● Task description
The listing below should be copied in full, word for word.

● Stored records
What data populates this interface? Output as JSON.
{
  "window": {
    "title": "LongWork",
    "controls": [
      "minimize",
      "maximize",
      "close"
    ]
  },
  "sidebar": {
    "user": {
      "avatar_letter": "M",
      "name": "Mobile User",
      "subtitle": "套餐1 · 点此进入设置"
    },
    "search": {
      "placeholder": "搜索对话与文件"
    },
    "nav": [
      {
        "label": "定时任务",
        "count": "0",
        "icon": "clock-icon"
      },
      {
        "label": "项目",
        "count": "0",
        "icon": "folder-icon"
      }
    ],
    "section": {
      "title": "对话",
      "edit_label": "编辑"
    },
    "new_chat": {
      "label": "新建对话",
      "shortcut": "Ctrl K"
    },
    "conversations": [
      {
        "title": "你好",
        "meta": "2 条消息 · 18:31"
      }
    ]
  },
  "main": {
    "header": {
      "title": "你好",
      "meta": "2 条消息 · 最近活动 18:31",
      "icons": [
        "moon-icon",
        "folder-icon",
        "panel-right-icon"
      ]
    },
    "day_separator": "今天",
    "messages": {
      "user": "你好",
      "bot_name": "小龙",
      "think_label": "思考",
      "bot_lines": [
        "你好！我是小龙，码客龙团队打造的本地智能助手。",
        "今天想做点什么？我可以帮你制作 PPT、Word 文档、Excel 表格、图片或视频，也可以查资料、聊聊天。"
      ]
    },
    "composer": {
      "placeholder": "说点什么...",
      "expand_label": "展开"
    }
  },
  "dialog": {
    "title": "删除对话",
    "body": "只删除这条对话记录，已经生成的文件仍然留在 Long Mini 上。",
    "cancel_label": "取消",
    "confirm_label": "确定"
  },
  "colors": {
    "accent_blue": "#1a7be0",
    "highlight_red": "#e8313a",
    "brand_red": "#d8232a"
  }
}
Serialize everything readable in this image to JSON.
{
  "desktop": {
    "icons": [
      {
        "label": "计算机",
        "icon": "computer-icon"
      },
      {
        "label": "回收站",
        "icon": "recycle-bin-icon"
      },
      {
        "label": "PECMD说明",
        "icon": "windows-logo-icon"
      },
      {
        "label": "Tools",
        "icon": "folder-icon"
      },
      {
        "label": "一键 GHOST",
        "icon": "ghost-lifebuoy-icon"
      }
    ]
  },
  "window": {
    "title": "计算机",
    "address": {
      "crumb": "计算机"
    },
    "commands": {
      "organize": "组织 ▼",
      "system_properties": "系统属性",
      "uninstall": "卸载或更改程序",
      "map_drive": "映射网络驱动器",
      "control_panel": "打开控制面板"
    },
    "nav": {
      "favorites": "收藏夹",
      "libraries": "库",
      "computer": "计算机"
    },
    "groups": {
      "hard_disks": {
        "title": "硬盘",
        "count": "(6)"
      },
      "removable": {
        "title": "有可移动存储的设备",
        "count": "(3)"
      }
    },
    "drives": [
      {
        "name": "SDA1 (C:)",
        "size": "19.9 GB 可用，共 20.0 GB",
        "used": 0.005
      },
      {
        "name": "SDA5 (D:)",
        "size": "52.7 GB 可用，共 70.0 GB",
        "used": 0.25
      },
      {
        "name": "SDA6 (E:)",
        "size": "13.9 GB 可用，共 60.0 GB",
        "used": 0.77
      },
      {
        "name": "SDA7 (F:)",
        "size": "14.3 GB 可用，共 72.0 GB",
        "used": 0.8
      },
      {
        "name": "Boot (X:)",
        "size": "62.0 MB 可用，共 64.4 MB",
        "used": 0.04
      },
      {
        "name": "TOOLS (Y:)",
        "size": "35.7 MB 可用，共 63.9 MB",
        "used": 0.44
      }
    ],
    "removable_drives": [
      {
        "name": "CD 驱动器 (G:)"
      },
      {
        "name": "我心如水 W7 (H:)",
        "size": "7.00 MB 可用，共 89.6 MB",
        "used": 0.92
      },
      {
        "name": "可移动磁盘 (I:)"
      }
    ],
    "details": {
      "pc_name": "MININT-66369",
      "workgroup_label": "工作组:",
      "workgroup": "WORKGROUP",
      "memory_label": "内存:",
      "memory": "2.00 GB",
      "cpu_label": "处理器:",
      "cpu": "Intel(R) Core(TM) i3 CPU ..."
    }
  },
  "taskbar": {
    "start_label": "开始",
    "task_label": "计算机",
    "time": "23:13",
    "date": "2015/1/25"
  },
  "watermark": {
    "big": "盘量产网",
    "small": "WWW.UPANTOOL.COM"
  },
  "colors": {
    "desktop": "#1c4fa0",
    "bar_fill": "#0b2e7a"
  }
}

● Reply
What data populates this interface? Output as JSON.
{
  "window": {
    "title": "LongWork",
    "controls": [
      "minimize",
      "maximize",
      "close"
    ]
  },
  "sidebar": {
    "user": {
      "avatar_letter": "M",
      "name": "Mobile User",
      "subtitle": "套餐1 · 点此进入设置"
    },
    "search": {
      "placeholder": "搜索对话与文件"
    },
    "nav": [
      {
        "label": "定时任务",
        "count": "0",
        "icon": "clock-icon"
      },
      {
        "label": "项目",
        "count": "0",
        "icon": "folder-icon"
      }
    ],
    "section": {
      "title": "对话",
      "edit_label": "编辑"
    },
    "new_chat": {
      "label": "新建对话",
      "shortcut": "Ctrl K"
    },
    "conversations": [
      {
        "title": "你好",
        "meta": "2 条消息 · 18:31"
      }
    ]
  },
  "main": {
    "header": {
      "title": "你好",
      "meta": "2 条消息 · 最近活动 18:31",
      "icons": [
        "moon-icon",
        "folder-icon",
        "panel-right-icon"
      ]
    },
    "day_separator": "今天",
    "messages": {
      "user": "你好",
      "bot_name": "小龙",
      "think_label": "思考",
      "bot_lines": [
        "你好！我是小龙，码客龙团队打造的本地智能助手。",
        "今天想做点什么？我可以帮你制作 PPT、Word 文档、Excel 表格、图片或视频，也可以查资料、聊聊天。"
      ]
    },
    "composer": {
      "placeholder": "说点什么...",
      "expand_label": "展开"
    }
  },
  "dialog": {
    "title": "删除对话",
    "body": "只删除这条对话记录，已经生成的文件仍然留在 Long Mini 上。",
    "cancel_label": "取消",
    "confirm_label": "确定"
  },
  "colors": {
    "accent_blue": "#1a7be0",
    "highlight_red": "#e8313a",
    "brand_red": "#d8232a"
  }
}
Serialize everything readable in this image to JSON.
{
  "desktop": {
    "icons": [
      {
        "label": "计算机",
        "icon": "computer-icon"
      },
      {
        "label": "回收站",
        "icon": "recycle-bin-icon"
      },
      {
        "label": "PECMD说明",
        "icon": "windows-logo-icon"
      },
      {
        "label": "Tools",
        "icon": "folder-icon"
      },
      {
        "label": "一键 GHOST",
        "icon": "ghost-lifebuoy-icon"
      }
    ]
  },
  "window": {
    "title": "计算机",
    "address": {
      "crumb": "计算机"
    },
    "commands": {
      "organize": "组织 ▼",
      "system_properties": "系统属性",
      "uninstall": "卸载或更改程序",
      "map_drive": "映射网络驱动器",
      "control_panel": "打开控制面板"
    },
    "nav": {
      "favorites": "收藏夹",
      "libraries": "库",
      "computer": "计算机"
    },
    "groups": {
      "hard_disks": {
        "title": "硬盘",
        "count": "(6)"
      },
      "removable": {
        "title": "有可移动存储的设备",
        "count": "(3)"
      }
    },
    "drives": [
      {
        "name": "SDA1 (C:)",
        "size": "19.9 GB 可用，共 20.0 GB",
        "used": 0.005
      },
      {
        "name": "SDA5 (D:)",
        "size": "52.7 GB 可用，共 70.0 GB",
        "used": 0.25
      },
      {
        "name": "SDA6 (E:)",
        "size": "13.9 GB 可用，共 60.0 GB",
        "used": 0.77
      },
      {
        "name": "SDA7 (F:)",
        "size": "14.3 GB 可用，共 72.0 GB",
        "used": 0.8
      },
      {
        "name": "Boot (X:)",
        "size": "62.0 MB 可用，共 64.4 MB",
        "used": 0.04
      },
      {
        "name": "TOOLS (Y:)",
        "size": "35.7 MB 可用，共 63.9 MB",
        "used": 0.44
      }
    ],
    "removable_drives": [
      {
        "name": "CD 驱动器 (G:)"
      },
      {
        "name": "我心如水 W7 (H:)",
        "size": "7.00 MB 可用，共 89.6 MB",
        "used": 0.92
      },
      {
        "name": "可移动磁盘 (I:)"
      }
    ],
    "details": {
      "pc_name": "MININT-66369",
      "workgroup_label": "工作组:",
      "workgroup": "WORKGROUP",
      "memory_label": "内存:",
      "memory": "2.00 GB",
      "cpu_label": "处理器:",
      "cpu": "Intel(R) Core(TM) i3 CPU ..."
    }
  },
  "taskbar": {
    "start_label": "开始",
    "task_label": "计算机",
    "time": "23:13",
    "date": "2015/1/25"
  },
  "watermark": {
    "big": "盘量产网",
    "small": "WWW.UPANTOOL.COM"
  },
  "colors": {
    "desktop": "#1c4fa0",
    "bar_fill": "#0b2e7a"
  }
}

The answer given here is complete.